### [Data records]
* Start *
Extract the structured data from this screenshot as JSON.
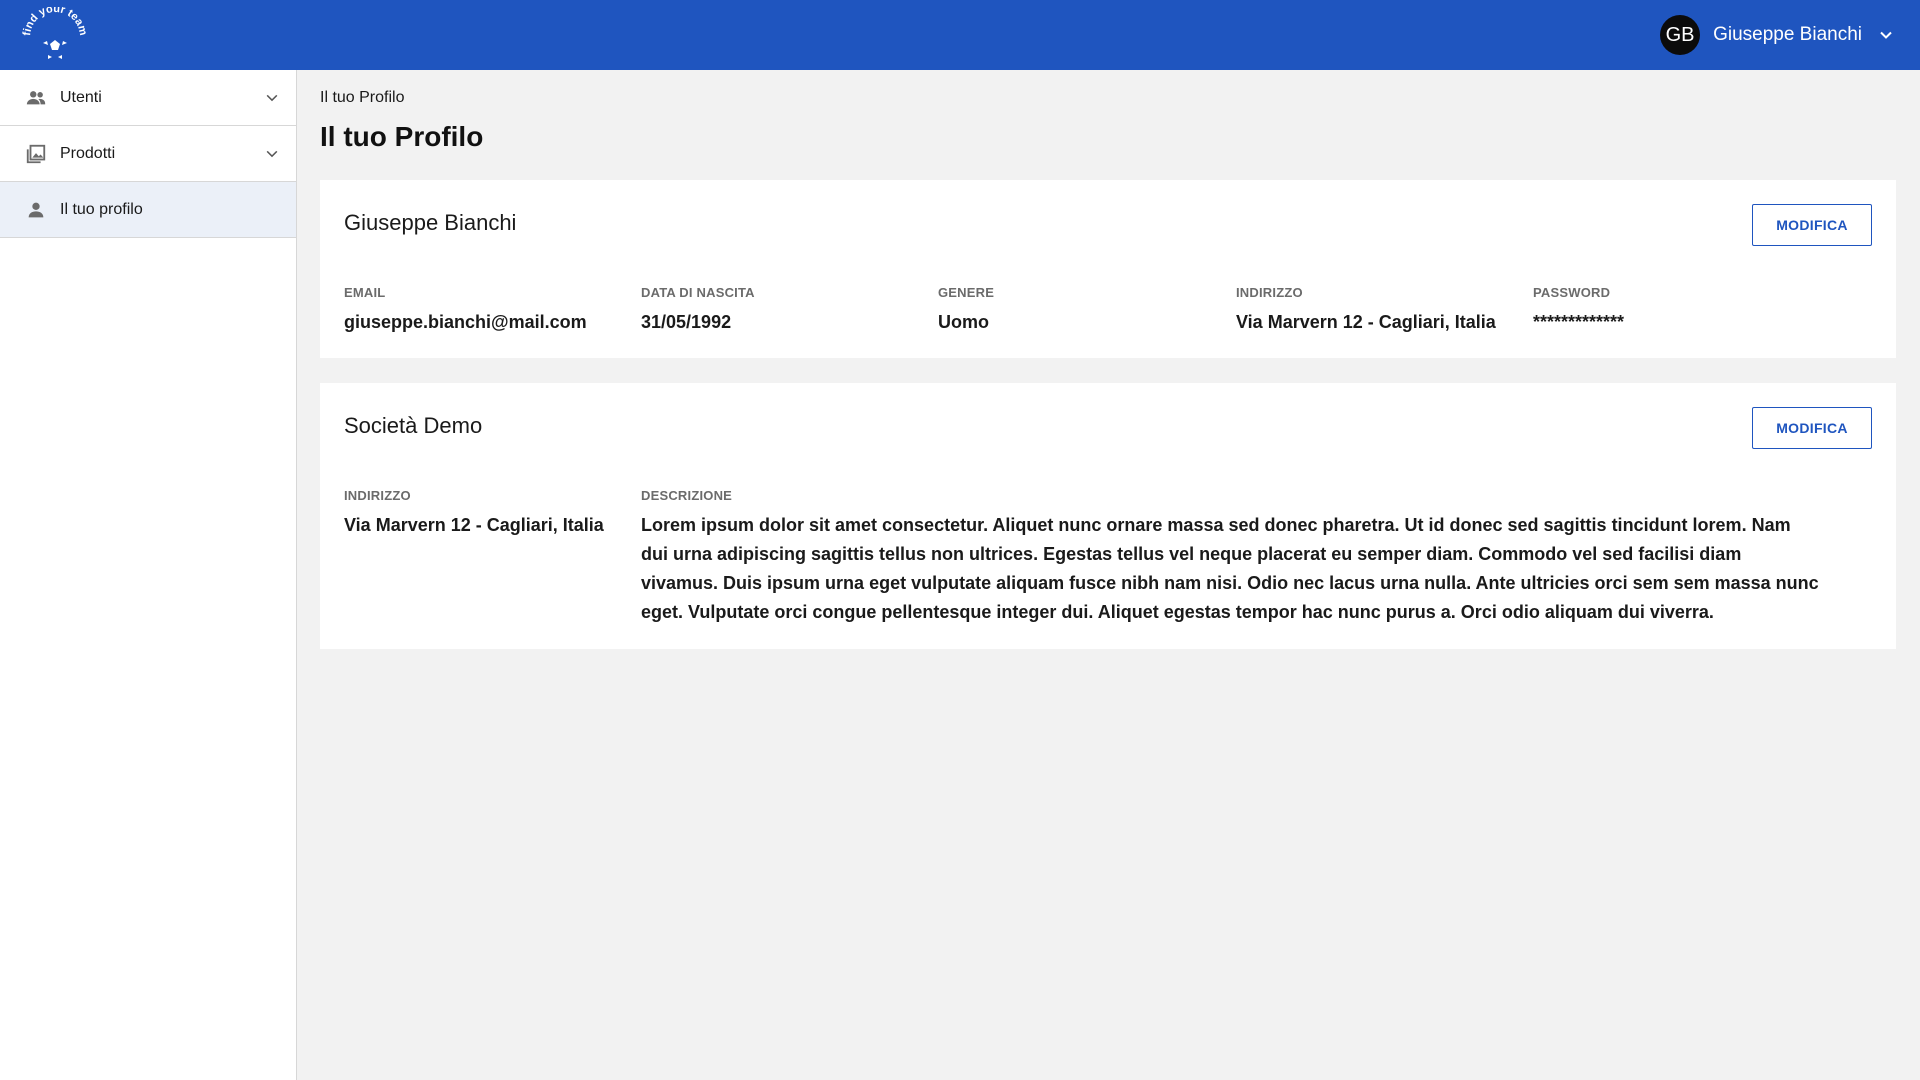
{
  "header": {
    "logo_text": "find your team",
    "user": {
      "initials": "GB",
      "name": "Giuseppe Bianchi"
    }
  },
  "sidebar": {
    "items": [
      {
        "label": "Utenti",
        "icon": "users-icon",
        "expandable": true
      },
      {
        "label": "Prodotti",
        "icon": "gallery-icon",
        "expandable": true
      },
      {
        "label": "Il tuo profilo",
        "icon": "person-icon",
        "expandable": false,
        "active": true
      }
    ]
  },
  "main": {
    "breadcrumb": "Il tuo Profilo",
    "title": "Il tuo Profilo",
    "profile_card": {
      "title": "Giuseppe Bianchi",
      "edit_label": "MODIFICA",
      "fields": [
        {
          "label": "EMAIL",
          "value": "giuseppe.bianchi@mail.com"
        },
        {
          "label": "DATA DI NASCITA",
          "value": "31/05/1992"
        },
        {
          "label": "GENERE",
          "value": "Uomo"
        },
        {
          "label": "INDIRIZZO",
          "value": "Via Marvern 12 - Cagliari, Italia"
        },
        {
          "label": "PASSWORD",
          "value": "*************"
        }
      ]
    },
    "company_card": {
      "title": "Società Demo",
      "edit_label": "MODIFICA",
      "fields": [
        {
          "label": "INDIRIZZO",
          "value": "Via Marvern 12 - Cagliari, Italia"
        },
        {
          "label": "DESCRIZIONE",
          "value": "Lorem ipsum dolor sit amet consectetur. Aliquet nunc ornare massa sed donec pharetra. Ut id donec sed sagittis tincidunt lorem. Nam dui urna adipiscing sagittis tellus non ultrices. Egestas tellus vel neque placerat eu semper diam. Commodo vel sed facilisi diam vivamus. Duis ipsum urna eget vulputate aliquam fusce nibh nam nisi. Odio nec lacus urna nulla. Ante ultricies orci sem sem massa nunc eget. Vulputate orci congue pellentesque integer dui. Aliquet egestas tempor hac nunc purus a. Orci odio aliquam dui viverra."
        }
      ]
    }
  },
  "colors": {
    "primary": "#1f55bf",
    "background": "#f2f2f2",
    "active_nav": "#ebf0f8"
  }
}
* End *
### [Job]
Make an exact copy of the data above, pictures excluded.

### [Problem solution]
Extract the structured data from this screenshot as JSON.
{
  "header": {
    "logo_text": "find your team",
    "user": {
      "initials": "GB",
      "name": "Giuseppe Bianchi"
    }
  },
  "sidebar": {
    "items": [
      {
        "label": "Utenti",
        "icon": "users-icon",
        "expandable": true
      },
      {
        "label": "Prodotti",
        "icon": "gallery-icon",
        "expandable": true
      },
      {
        "label": "Il tuo profilo",
        "icon": "person-icon",
        "expandable": false,
        "active": true
      }
    ]
  },
  "main": {
    "breadcrumb": "Il tuo Profilo",
    "title": "Il tuo Profilo",
    "profile_card": {
      "title": "Giuseppe Bianchi",
      "edit_label": "MODIFICA",
      "fields": [
        {
          "label": "EMAIL",
          "value": "giuseppe.bianchi@mail.com"
        },
        {
          "label": "DATA DI NASCITA",
          "value": "31/05/1992"
        },
        {
          "label": "GENERE",
          "value": "Uomo"
        },
        {
          "label": "INDIRIZZO",
          "value": "Via Marvern 12 - Cagliari, Italia"
        },
        {
          "label": "PASSWORD",
          "value": "*************"
        }
      ]
    },
    "company_card": {
      "title": "Società Demo",
      "edit_label": "MODIFICA",
      "fields": [
        {
          "label": "INDIRIZZO",
          "value": "Via Marvern 12 - Cagliari, Italia"
        },
        {
          "label": "DESCRIZIONE",
          "value": "Lorem ipsum dolor sit amet consectetur. Aliquet nunc ornare massa sed donec pharetra. Ut id donec sed sagittis tincidunt lorem. Nam dui urna adipiscing sagittis tellus non ultrices. Egestas tellus vel neque placerat eu semper diam. Commodo vel sed facilisi diam vivamus. Duis ipsum urna eget vulputate aliquam fusce nibh nam nisi. Odio nec lacus urna nulla. Ante ultricies orci sem sem massa nunc eget. Vulputate orci congue pellentesque integer dui. Aliquet egestas tempor hac nunc purus a. Orci odio aliquam dui viverra."
        }
      ]
    }
  },
  "colors": {
    "primary": "#1f55bf",
    "background": "#f2f2f2",
    "active_nav": "#ebf0f8"
  }
}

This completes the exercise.